_The problem_
Find and copy lines holding "представить".

_Supplied data_
═══
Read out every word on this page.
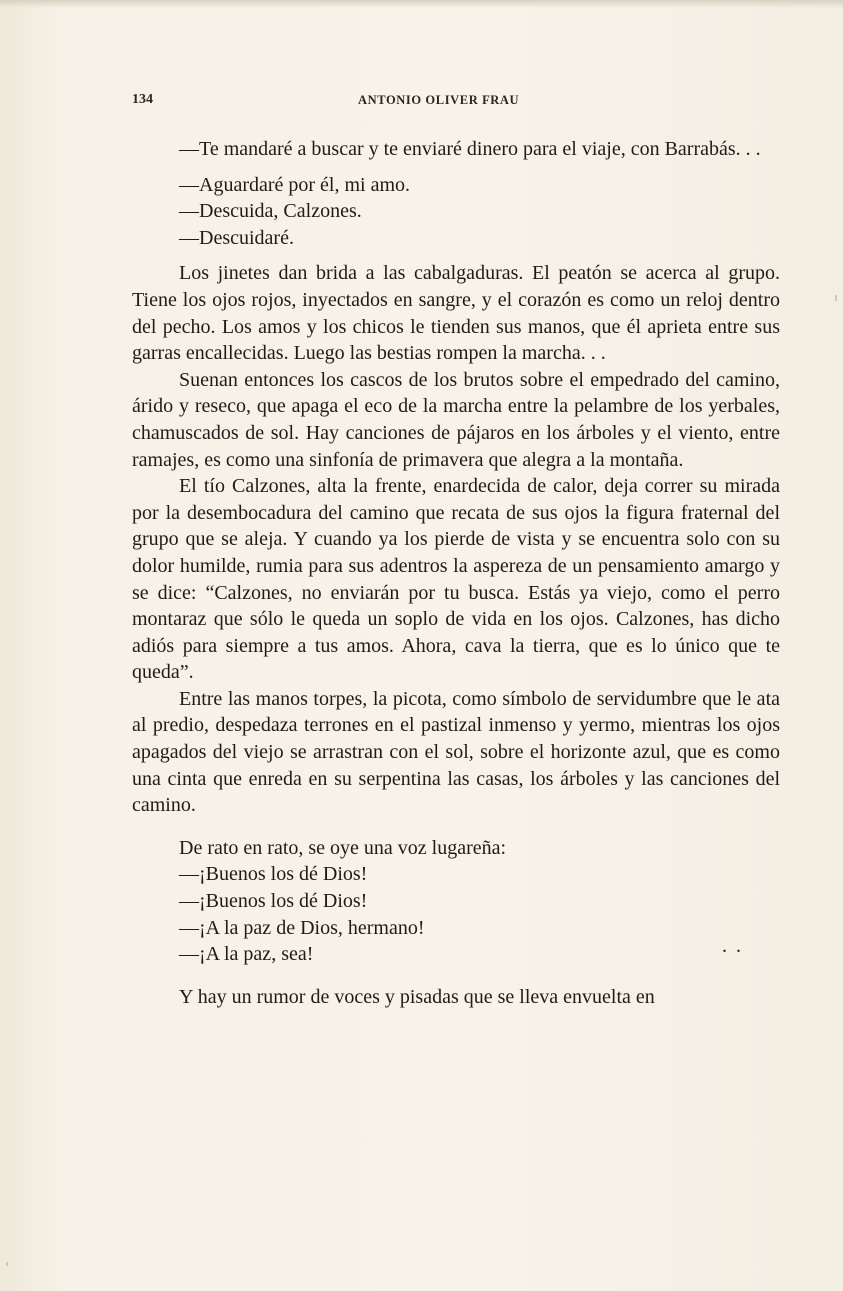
134	ANTONIO OLIVER FRAU

—Te mandaré a buscar y te enviaré dinero para el viaje, con Barrabás. . .

—Aguardaré por él, mi amo.

—Descuida, Calzones.

—Descuidaré.

Los jinetes dan brida a las cabalgaduras. El peatón se acerca al grupo. Tiene los ojos rojos, inyectados en sangre, y el corazón es como un reloj dentro del pecho. Los amos y los chicos le tienden sus manos, que él aprieta entre sus garras encallecidas. Luego las bestias rompen la marcha. . .

Suenan entonces los cascos de los brutos sobre el empedrado del camino, árido y reseco, que apaga el eco de la marcha entre la pelambre de los yerbales, chamuscados de sol. Hay canciones de pájaros en los árboles y el viento, entre ramajes, es como una sinfonía de primavera que alegra a la montaña.

El tío Calzones, alta la frente, enardecida de calor, deja correr su mirada por la desembocadura del camino que recata de sus ojos la figura fraternal del grupo que se aleja. Y cuando ya los pierde de vista y se encuentra solo con su dolor humilde, rumia para sus adentros la aspereza de un pensamiento amargo y se dice: “Calzones, no enviarán por tu busca. Estás ya viejo, como el perro montaraz que sólo le queda un soplo de vida en los ojos. Calzones, has dicho adiós para siempre a tus amos. Ahora, cava la tierra, que es lo único que te queda”.

Entre las manos torpes, la picota, como símbolo de servidumbre que le ata al predio, despedaza terrones en el pastizal inmenso y yermo, mientras los ojos apagados del viejo se arrastran con el sol, sobre el horizonte azul, que es como una cinta que enreda en su serpentina las casas, los árboles y las canciones del camino.

De rato en rato, se oye una voz lugareña:

—¡Buenos los dé Dios!

—¡Buenos los dé Dios!

—¡A la paz de Dios, hermano!

—¡A la paz, sea!

Y hay un rumor de voces y pisadas que se lleva envuelta en

. .
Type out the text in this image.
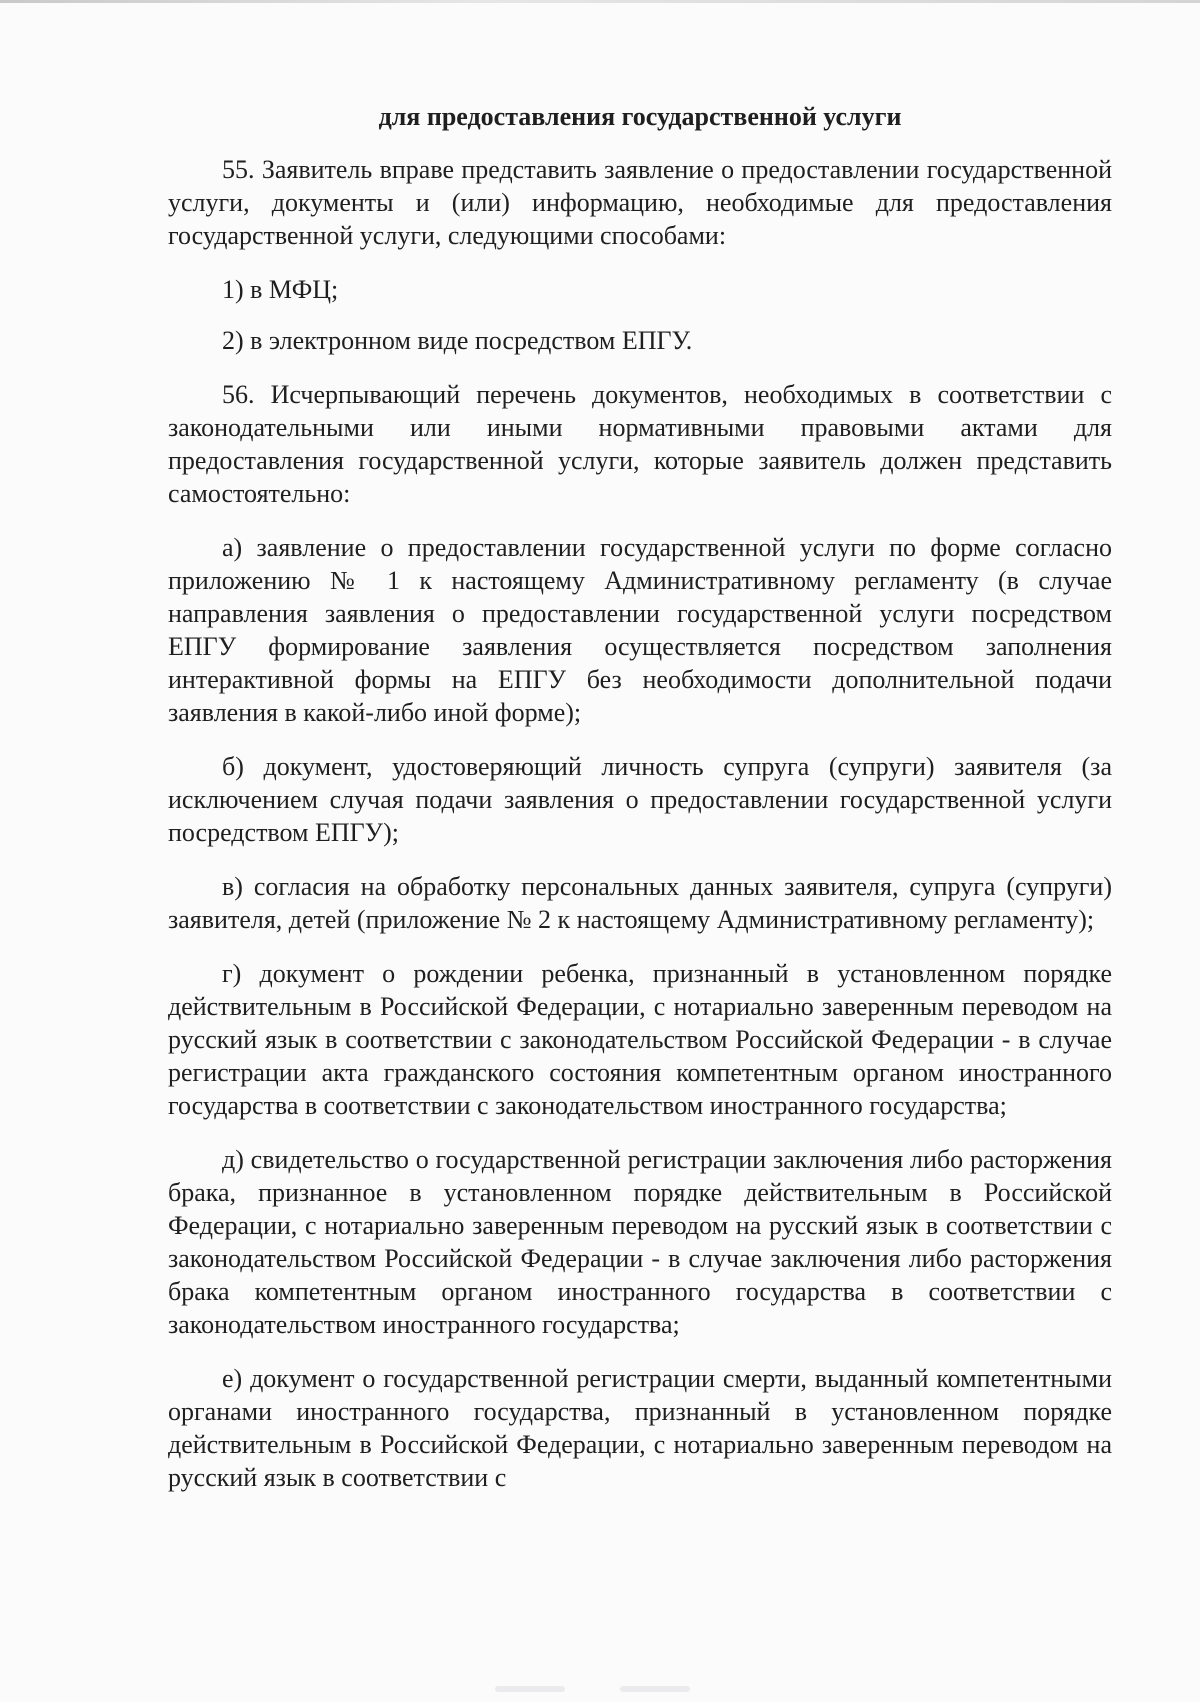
для предоставления государственной услуги

55. Заявитель вправе представить заявление о предоставлении государственной услуги, документы и (или) информацию, необходимые для предоставления государственной услуги, следующими способами:

1) в МФЦ;

2) в электронном виде посредством ЕПГУ.

56. Исчерпывающий перечень документов, необходимых в соответствии с законодательными или иными нормативными правовыми актами для предоставления государственной услуги, которые заявитель должен представить самостоятельно:

а) заявление о предоставлении государственной услуги по форме согласно приложению № 1 к настоящему Административному регламенту (в случае направления заявления о предоставлении государственной услуги посредством ЕПГУ формирование заявления осуществляется посредством заполнения интерактивной формы на ЕПГУ без необходимости дополнительной подачи заявления в какой-либо иной форме);

б) документ, удостоверяющий личность супруга (супруги) заявителя (за исключением случая подачи заявления о предоставлении государственной услуги посредством ЕПГУ);

в) согласия на обработку персональных данных заявителя, супруга (супруги) заявителя, детей (приложение № 2 к настоящему Административному регламенту);

г) документ о рождении ребенка, признанный в установленном порядке действительным в Российской Федерации, с нотариально заверенным переводом на русский язык в соответствии с законодательством Российской Федерации - в случае регистрации акта гражданского состояния компетентным органом иностранного государства в соответствии с законодательством иностранного государства;

д) свидетельство о государственной регистрации заключения либо расторжения брака, признанное в установленном порядке действительным в Российской Федерации, с нотариально заверенным переводом на русский язык в соответствии с законодательством Российской Федерации - в случае заключения либо расторжения брака компетентным органом иностранного государства в соответствии с законодательством иностранного государства;

е) документ о государственной регистрации смерти, выданный компетентными органами иностранного государства, признанный в установленном порядке действительным в Российской Федерации, с нотариально заверенным переводом на русский язык в соответствии с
═══
_Task output_
55. Заявитель вправе представить заявление о предоставлении государственной услуги, документы и (или) информацию, необходимые для предоставления государственной услуги, следующими способами:
56. Исчерпывающий перечень документов, необходимых в соответствии с законодательными или иными нормативными правовыми актами для предоставления государственной услуги, которые заявитель должен представить самостоятельно:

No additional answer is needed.